◆ The request ◆
With the pictures left out, write out exactly the lines from the one containing "Output the text content of this document." through the end.

◆ Data section ◆
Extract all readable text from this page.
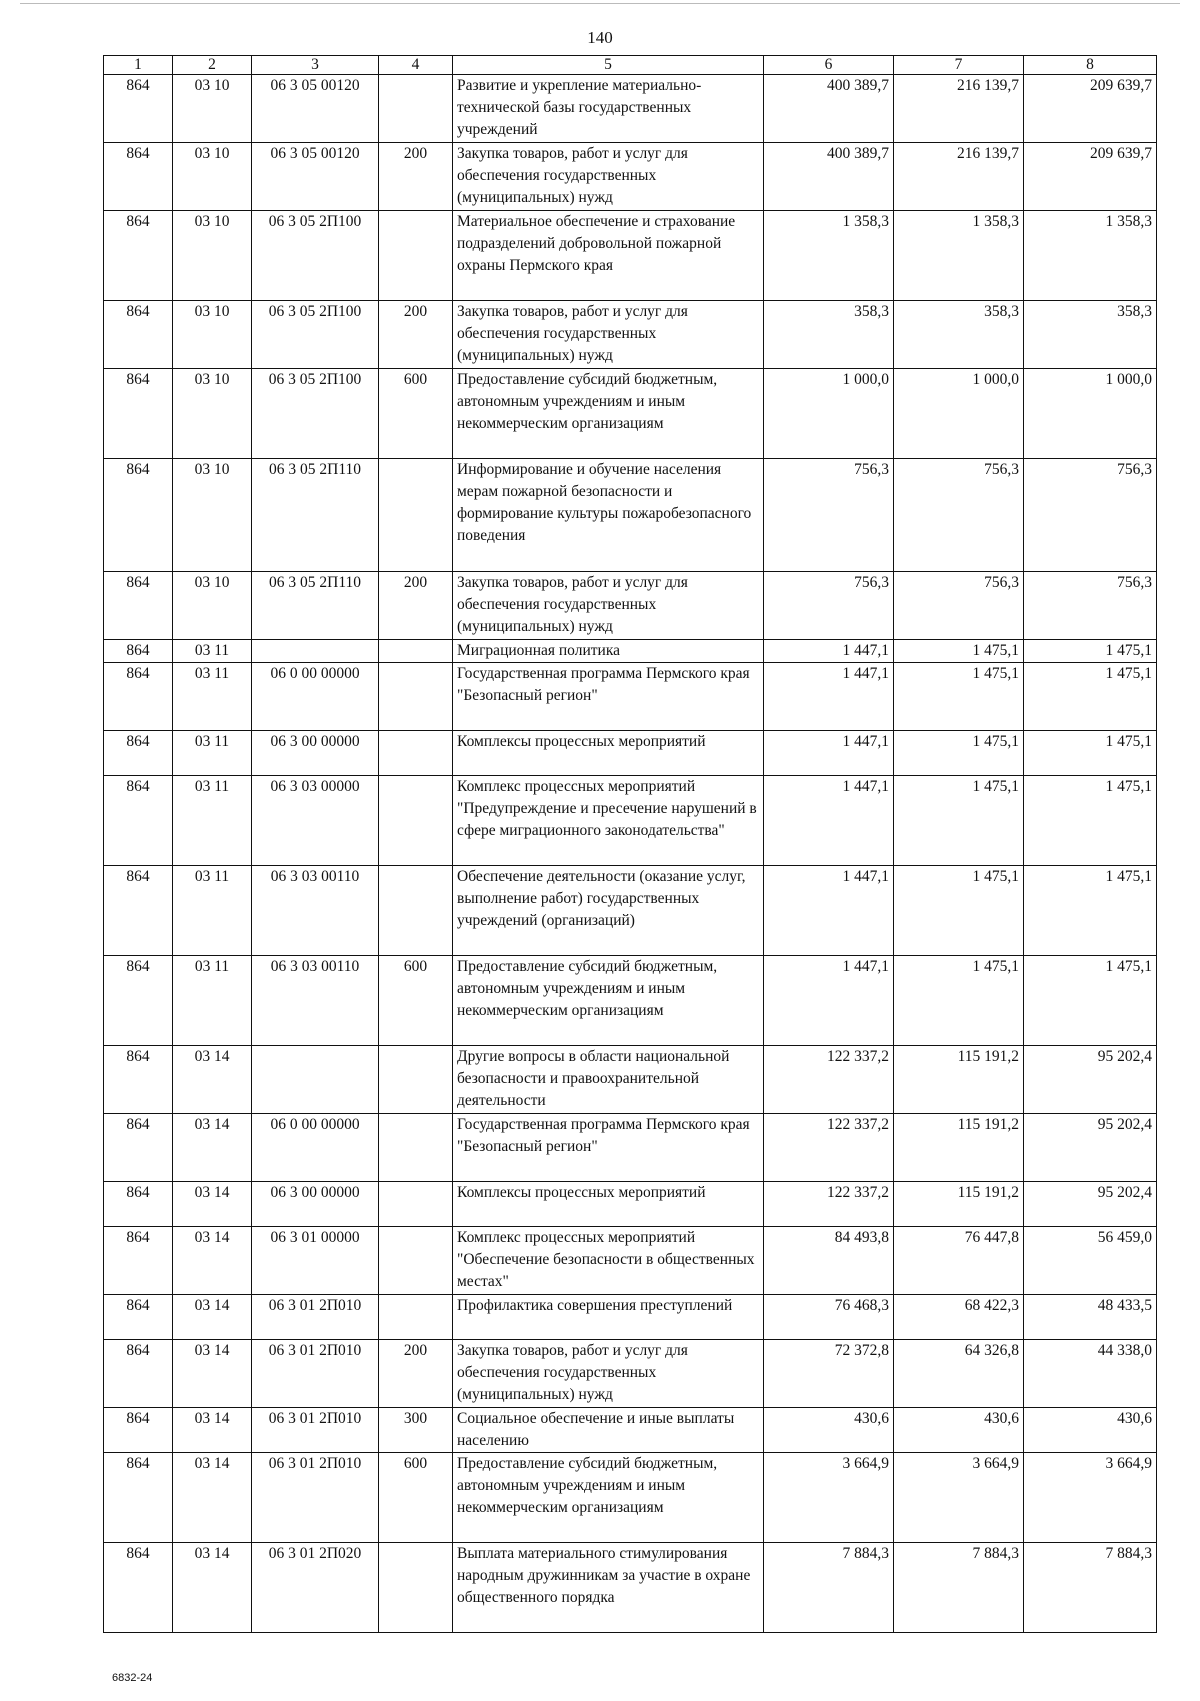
140
1	2	3	4	5	6	7	8
864	03 10	06 3 05 00120		Развитие и укрепление материально-технической базы государственных учреждений	400 389,7	216 139,7	209 639,7
864	03 10	06 3 05 00120	200	Закупка товаров, работ и услуг для обеспечения государственных (муниципальных) нужд	400 389,7	216 139,7	209 639,7
864	03 10	06 3 05 2П100		Материальное обеспечение и страхование подразделений добровольной пожарной охраны Пермского края	1 358,3	1 358,3	1 358,3
864	03 10	06 3 05 2П100	200	Закупка товаров, работ и услуг для обеспечения государственных (муниципальных) нужд	358,3	358,3	358,3
864	03 10	06 3 05 2П100	600	Предоставление субсидий бюджетным, автономным учреждениям и иным некоммерческим организациям	1 000,0	1 000,0	1 000,0
864	03 10	06 3 05 2П110		Информирование и обучение населения мерам пожарной безопасности и формирование культуры пожаробезопасного поведения	756,3	756,3	756,3
864	03 10	06 3 05 2П110	200	Закупка товаров, работ и услуг для обеспечения государственных (муниципальных) нужд	756,3	756,3	756,3
864	03 11			Миграционная политика	1 447,1	1 475,1	1 475,1
864	03 11	06 0 00 00000		Государственная программа Пермского края "Безопасный регион"	1 447,1	1 475,1	1 475,1
864	03 11	06 3 00 00000		Комплексы процессных мероприятий	1 447,1	1 475,1	1 475,1
864	03 11	06 3 03 00000		Комплекс процессных мероприятий "Предупреждение и пресечение нарушений в сфере миграционного законодательства"	1 447,1	1 475,1	1 475,1
864	03 11	06 3 03 00110		Обеспечение деятельности (оказание услуг, выполнение работ) государственных учреждений (организаций)	1 447,1	1 475,1	1 475,1
864	03 11	06 3 03 00110	600	Предоставление субсидий бюджетным, автономным учреждениям и иным некоммерческим организациям	1 447,1	1 475,1	1 475,1
864	03 14			Другие вопросы в области национальной безопасности и правоохранительной деятельности	122 337,2	115 191,2	95 202,4
864	03 14	06 0 00 00000		Государственная программа Пермского края "Безопасный регион"	122 337,2	115 191,2	95 202,4
864	03 14	06 3 00 00000		Комплексы процессных мероприятий	122 337,2	115 191,2	95 202,4
864	03 14	06 3 01 00000		Комплекс процессных мероприятий "Обеспечение безопасности в общественных местах"	84 493,8	76 447,8	56 459,0
864	03 14	06 3 01 2П010		Профилактика совершения преступлений	76 468,3	68 422,3	48 433,5
864	03 14	06 3 01 2П010	200	Закупка товаров, работ и услуг для обеспечения государственных (муниципальных) нужд	72 372,8	64 326,8	44 338,0
864	03 14	06 3 01 2П010	300	Социальное обеспечение и иные выплаты населению	430,6	430,6	430,6
864	03 14	06 3 01 2П010	600	Предоставление субсидий бюджетным, автономным учреждениям и иным некоммерческим организациям	3 664,9	3 664,9	3 664,9
864	03 14	06 3 01 2П020		Выплата материального стимулирования народным дружинникам за участие в охране общественного порядка	7 884,3	7 884,3	7 884,3
6832-24
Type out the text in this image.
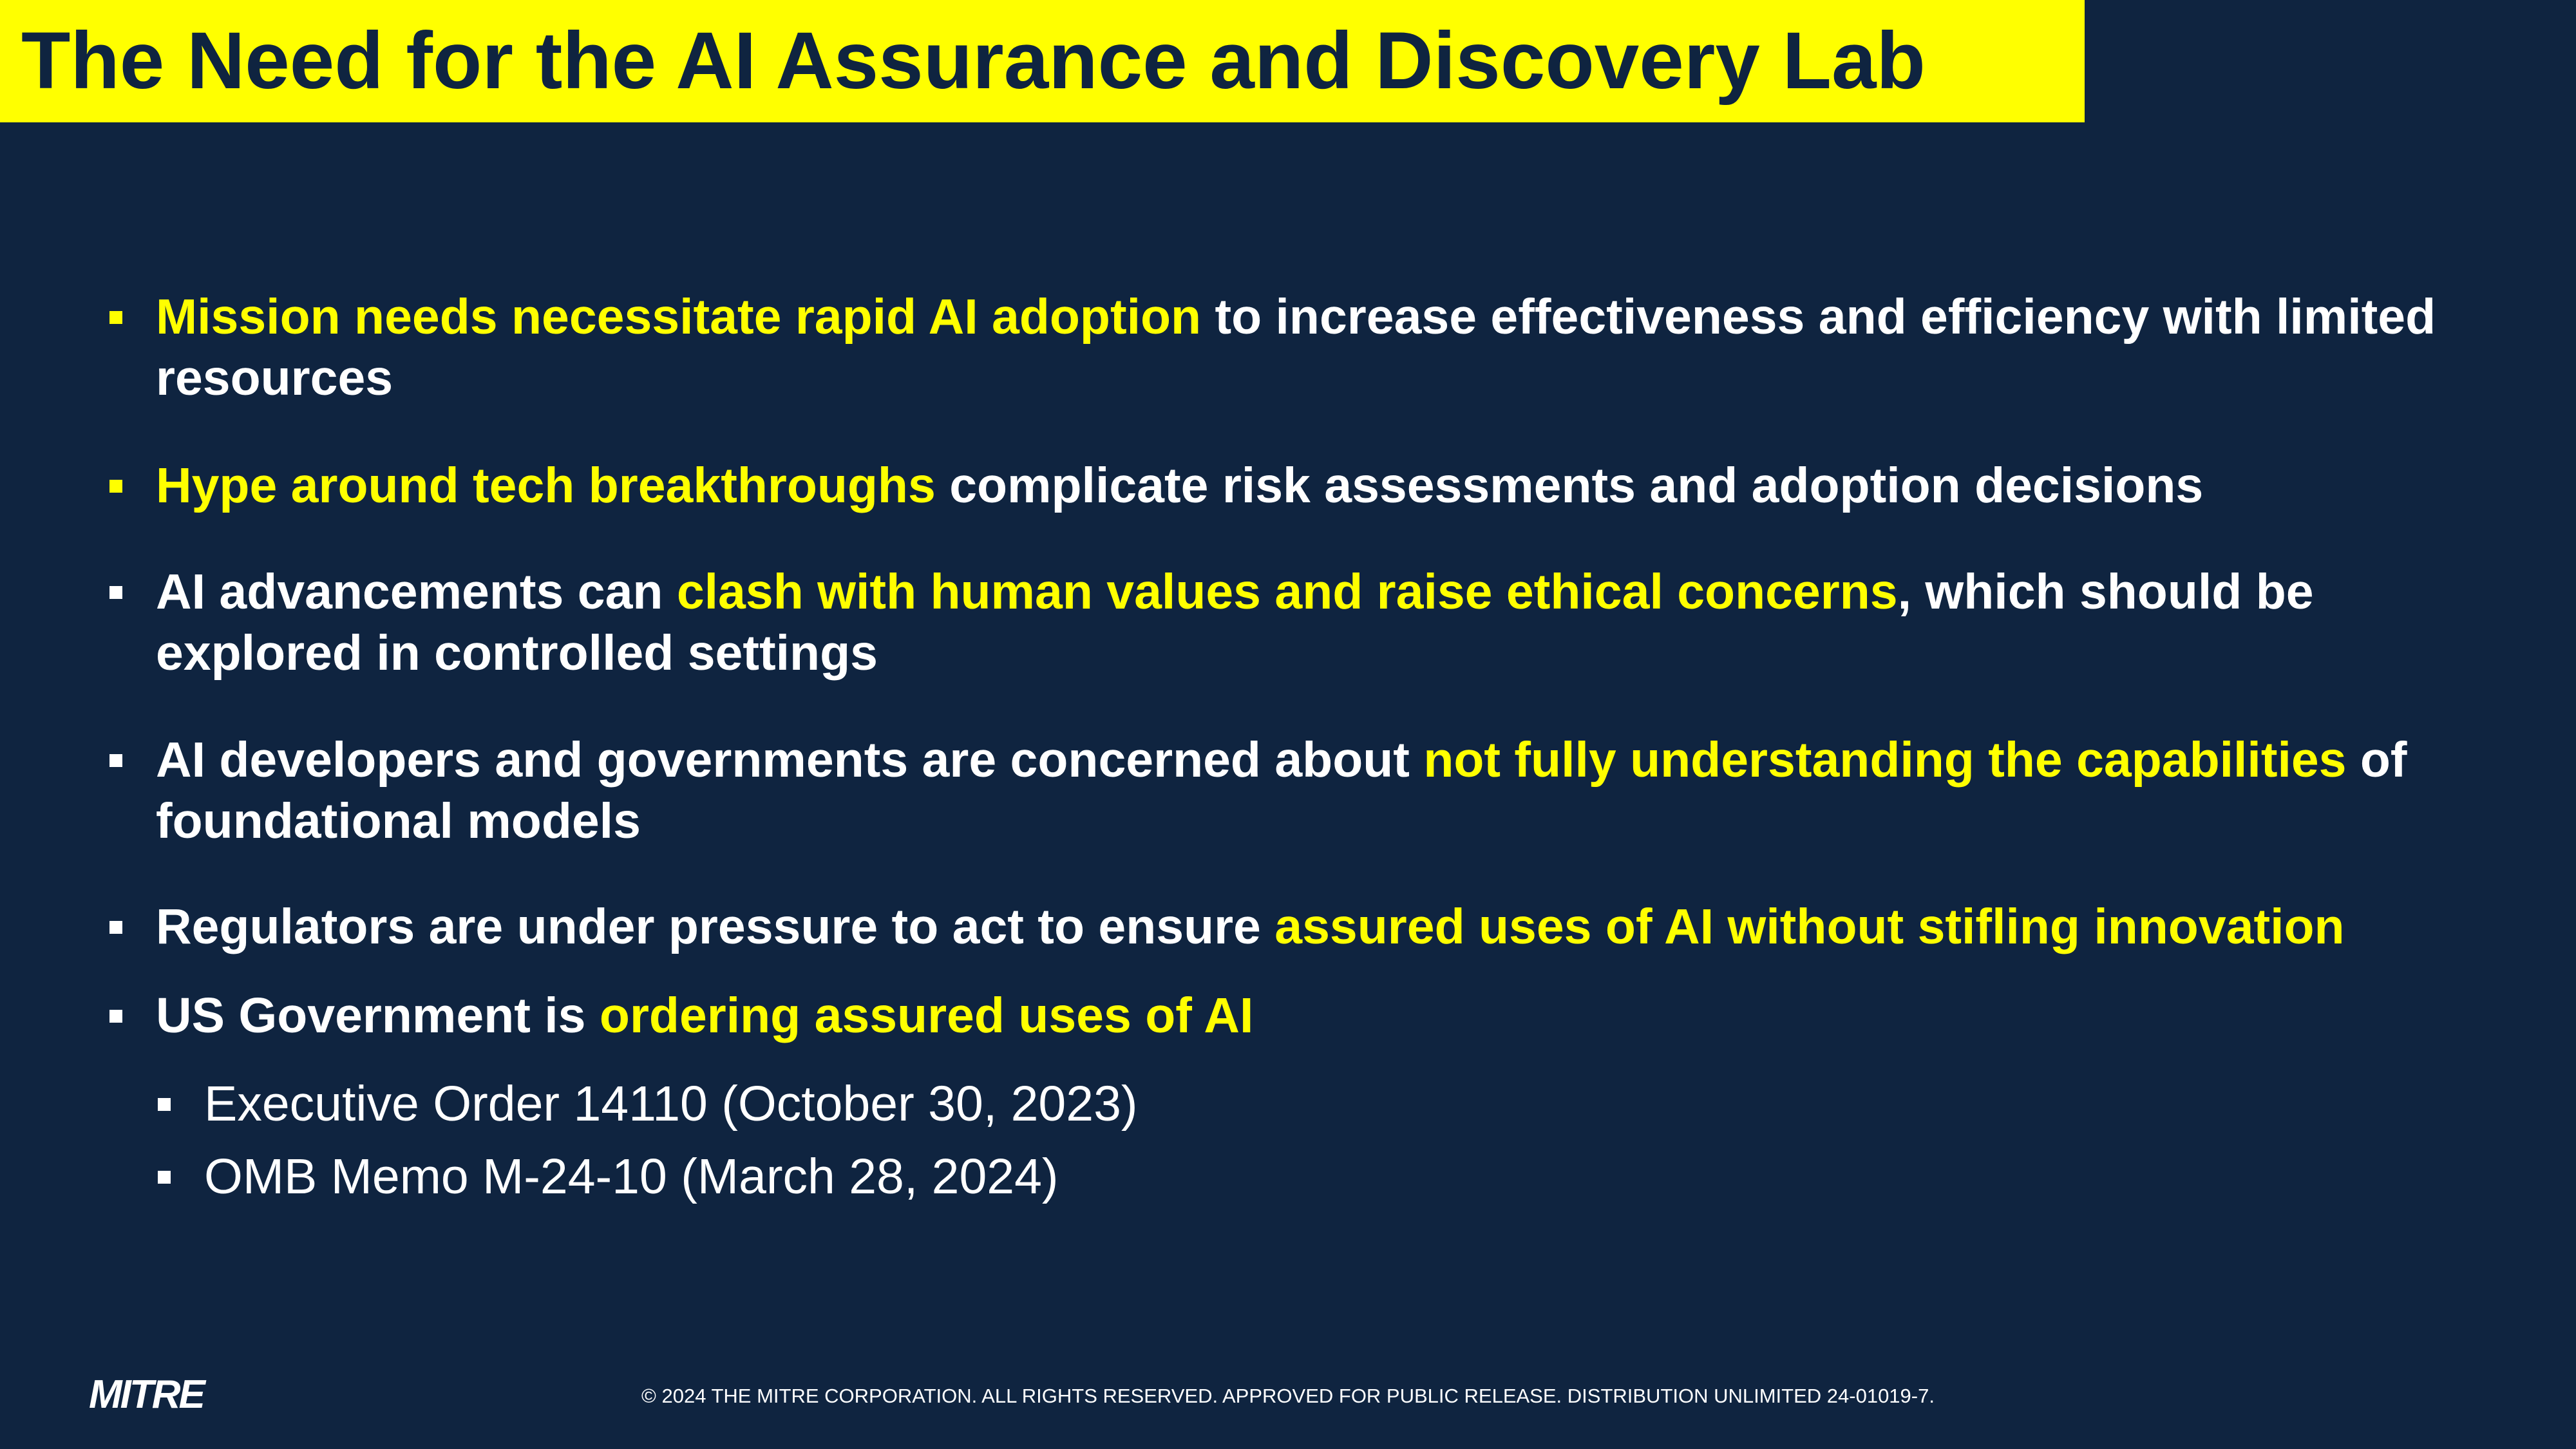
The Need for the AI Assurance and Discovery Lab
Mission needs necessitate rapid AI adoption to increase effectiveness and efficiency with limited resources
Hype around tech breakthroughs complicate risk assessments and adoption decisions
AI advancements can clash with human values and raise ethical concerns, which should be explored in controlled settings
AI developers and governments are concerned about not fully understanding the capabilities of foundational models
Regulators are under pressure to act to ensure assured uses of AI without stifling innovation
US Government is ordering assured uses of AI
Executive Order 14110 (October 30, 2023)
OMB Memo M-24-10 (March 28, 2024)
MITRE	© 2024 THE MITRE CORPORATION. ALL RIGHTS RESERVED. APPROVED FOR PUBLIC RELEASE. DISTRIBUTION UNLIMITED 24-01019-7.
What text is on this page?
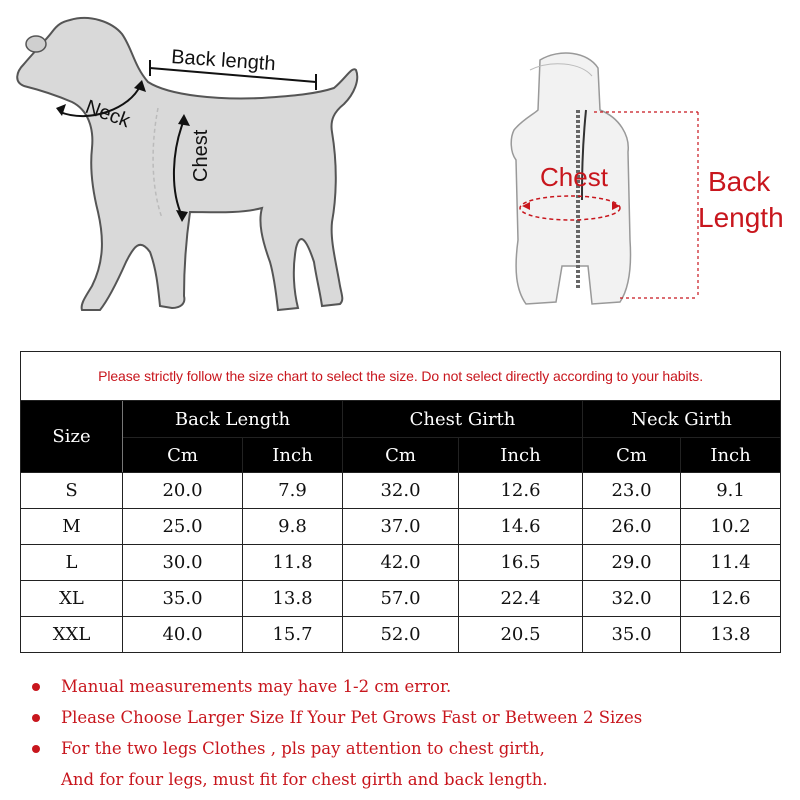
Back length
Neck
Chest	Chest	Back
Length
Please strictly follow the size chart to select the size. Do not select directly according to your habits.						
Size	Back Length		Chest Girth		Neck Girth	
	Cm	Inch	Cm	Inch	Cm	Inch
S	20.0	7.9	32.0	12.6	23.0	9.1
M	25.0	9.8	37.0	14.6	26.0	10.2
L	30.0	11.8	42.0	16.5	29.0	11.4
XL	35.0	13.8	57.0	22.4	32.0	12.6
XXL	40.0	15.7	52.0	20.5	35.0	13.8
Manual measurements may have 1-2 cm error.
Please Choose Larger Size If Your Pet Grows Fast or Between 2 Sizes
For the two legs Clothes , pls pay attention to chest girth,
And for four legs, must fit for chest girth and back length.
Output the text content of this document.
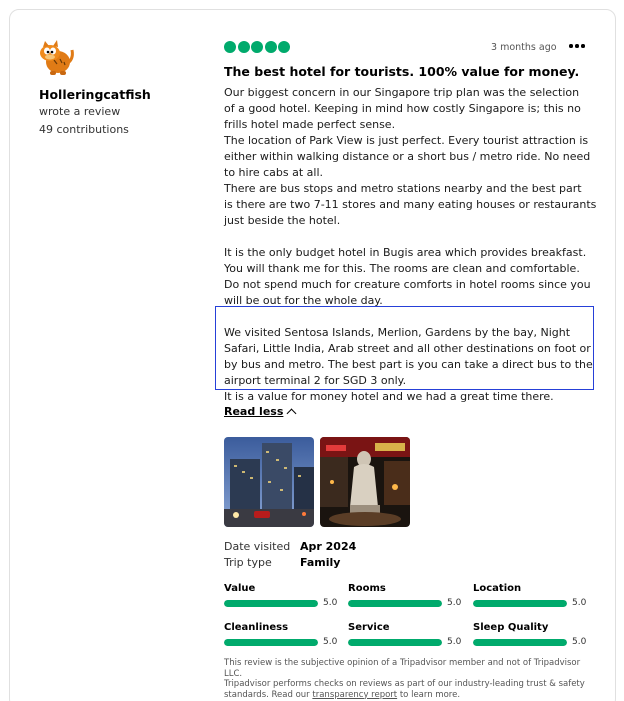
Holleringcatfish
wrote a review
49 contributions
3 months ago
The best hotel for tourists. 100% value for money.
Our biggest concern in our Singapore trip plan was the selection
of a good hotel. Keeping in mind how costly Singapore is; this no
frills hotel made perfect sense.
The location of Park View is just perfect. Every tourist attraction is
either within walking distance or a short bus / metro ride. No need
to hire cabs at all.
There are bus stops and metro stations nearby and the best part
is there are two 7-11 stores and many eating houses or restaurants
just beside the hotel.
It is the only budget hotel in Bugis area which provides breakfast.
You will thank me for this. The rooms are clean and comfortable.
Do not spend much for creature comforts in hotel rooms since you
will be out for the whole day.
We visited Sentosa Islands, Merlion, Gardens by the bay, Night
Safari, Little India, Arab street and all other destinations on foot or
by bus and metro. The best part is you can take a direct bus to the
airport terminal 2 for SGD 3 only.
It is a value for money hotel and we had a great time there.
Read less
Date visited Apr 2024
Trip type	Family
Value
5.0
Rooms
5.0
Location
5.0
Cleanliness
5.0
Service
5.0
Sleep Quality
5.0
This review is the subjective opinion of a Tripadvisor member and not of Tripadvisor LLC.
Tripadvisor performs checks on reviews as part of our industry-leading trust & safety
standards. Read our transparency report to learn more.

◆ Right answer ◆
Output the text content of this document.
Holleringcatfish
wrote a review
49 contributions
3 months ago
The best hotel for tourists. 100% value for money.
Our biggest concern in our Singapore trip plan was the selection
of a good hotel. Keeping in mind how costly Singapore is; this no
frills hotel made perfect sense.
The location of Park View is just perfect. Every tourist attraction is
either within walking distance or a short bus / metro ride. No need
to hire cabs at all.
There are bus stops and metro stations nearby and the best part
is there are two 7-11 stores and many eating houses or restaurants
just beside the hotel.
It is the only budget hotel in Bugis area which provides breakfast.
You will thank me for this. The rooms are clean and comfortable.
Do not spend much for creature comforts in hotel rooms since you
will be out for the whole day.
We visited Sentosa Islands, Merlion, Gardens by the bay, Night
Safari, Little India, Arab street and all other destinations on foot or
by bus and metro. The best part is you can take a direct bus to the
airport terminal 2 for SGD 3 only.
It is a value for money hotel and we had a great time there.
Read less
Date visited Apr 2024
Trip type	Family
Value
5.0
Rooms
5.0
Location
5.0
Cleanliness
5.0
Service
5.0
Sleep Quality
5.0
This review is the subjective opinion of a Tripadvisor member and not of Tripadvisor LLC.
Tripadvisor performs checks on reviews as part of our industry-leading trust & safety
standards. Read our transparency report to learn more.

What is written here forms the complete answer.